__DATA FOR THE TASK__:
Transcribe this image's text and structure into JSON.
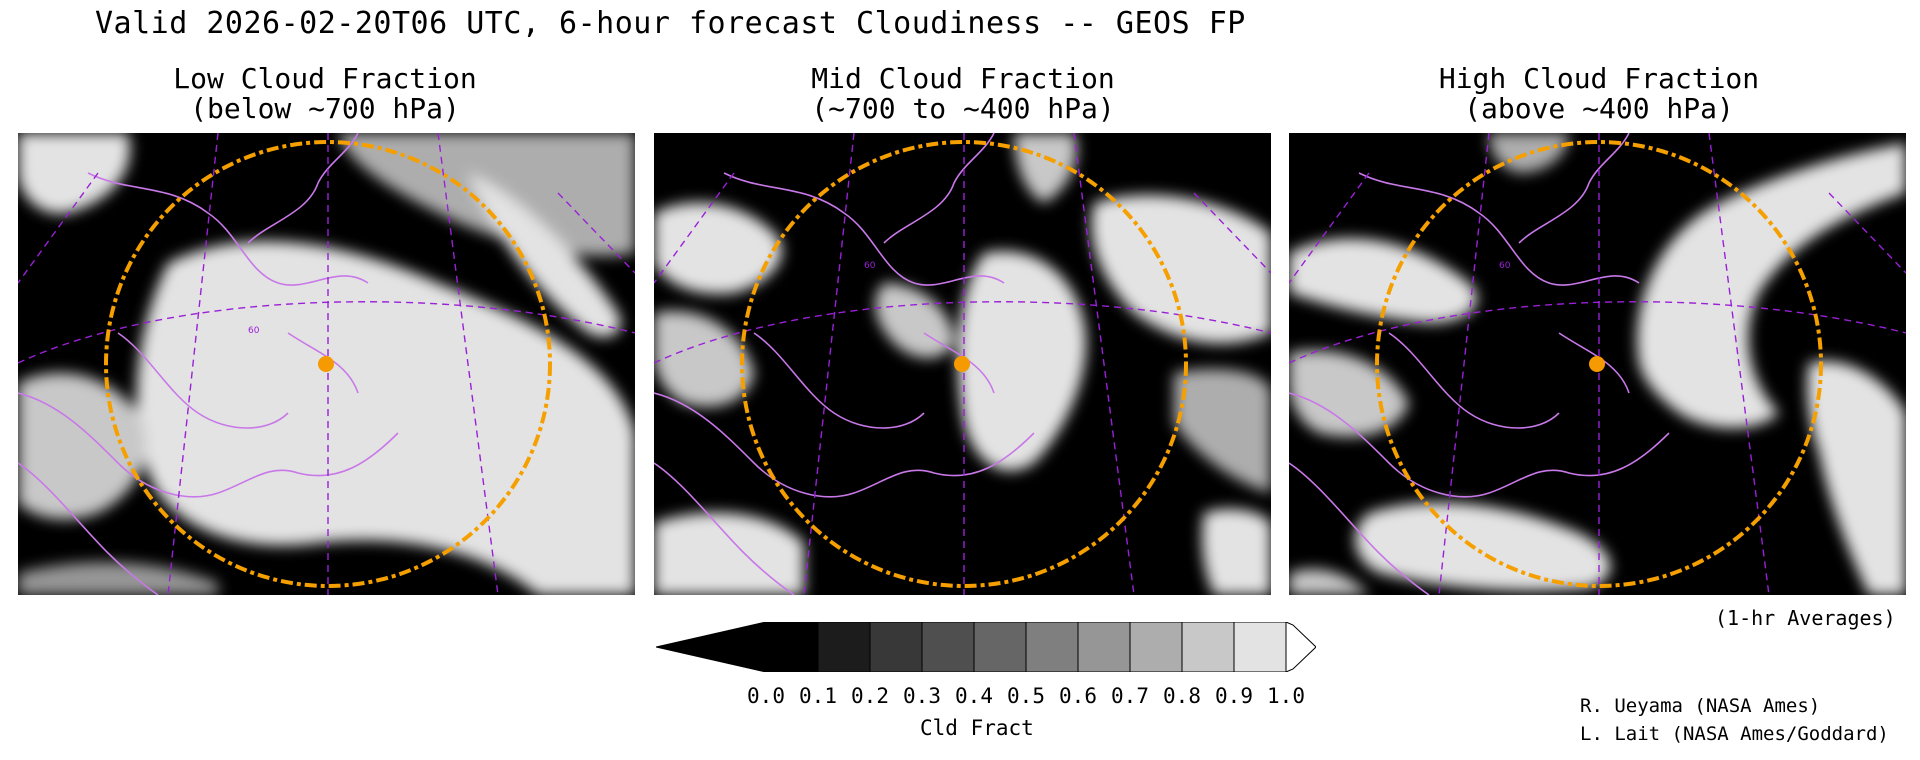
{
  "title": "Valid 2026-02-20T06 UTC, 6-hour forecast Cloudiness -- GEOS FP",
  "panels": [
    {
      "title_line1": "Low Cloud Fraction",
      "title_line2": "(below ~700 hPa)",
      "lat_label": "60"
    },
    {
      "title_line1": "Mid Cloud Fraction",
      "title_line2": "(~700 to ~400 hPa)",
      "lat_label": "60"
    },
    {
      "title_line1": "High Cloud Fraction",
      "title_line2": "(above ~400 hPa)",
      "lat_label": "60"
    }
  ],
  "colorbar": {
    "label": "Cld Fract",
    "ticks": [
      "0.0",
      "0.1",
      "0.2",
      "0.3",
      "0.4",
      "0.5",
      "0.6",
      "0.7",
      "0.8",
      "0.9",
      "1.0"
    ],
    "colors": [
      "#000000",
      "#1c1c1c",
      "#383838",
      "#4f4f4f",
      "#666666",
      "#7f7f7f",
      "#969696",
      "#adadad",
      "#c8c8c8",
      "#e3e3e3"
    ]
  },
  "note": "(1-hr Averages)",
  "credits": [
    "R. Ueyama (NASA Ames)",
    "L. Lait (NASA Ames/Goddard)"
  ],
  "colors": {
    "coast": "#c878e8",
    "grid": "#9a20d8",
    "range_ring": "#f5a000",
    "site_marker": "#f59a00"
  }
}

__DO THIS__:
Reproduce each record above by retyping it exactly; omit all images.

__TASK RESULT__:
Transcribe this image's text and structure into JSON.
{
  "title": "Valid 2026-02-20T06 UTC, 6-hour forecast Cloudiness -- GEOS FP",
  "panels": [
    {
      "title_line1": "Low Cloud Fraction",
      "title_line2": "(below ~700 hPa)",
      "lat_label": "60"
    },
    {
      "title_line1": "Mid Cloud Fraction",
      "title_line2": "(~700 to ~400 hPa)",
      "lat_label": "60"
    },
    {
      "title_line1": "High Cloud Fraction",
      "title_line2": "(above ~400 hPa)",
      "lat_label": "60"
    }
  ],
  "colorbar": {
    "label": "Cld Fract",
    "ticks": [
      "0.0",
      "0.1",
      "0.2",
      "0.3",
      "0.4",
      "0.5",
      "0.6",
      "0.7",
      "0.8",
      "0.9",
      "1.0"
    ],
    "colors": [
      "#000000",
      "#1c1c1c",
      "#383838",
      "#4f4f4f",
      "#666666",
      "#7f7f7f",
      "#969696",
      "#adadad",
      "#c8c8c8",
      "#e3e3e3"
    ]
  },
  "note": "(1-hr Averages)",
  "credits": [
    "R. Ueyama (NASA Ames)",
    "L. Lait (NASA Ames/Goddard)"
  ],
  "colors": {
    "coast": "#c878e8",
    "grid": "#9a20d8",
    "range_ring": "#f5a000",
    "site_marker": "#f59a00"
  }
}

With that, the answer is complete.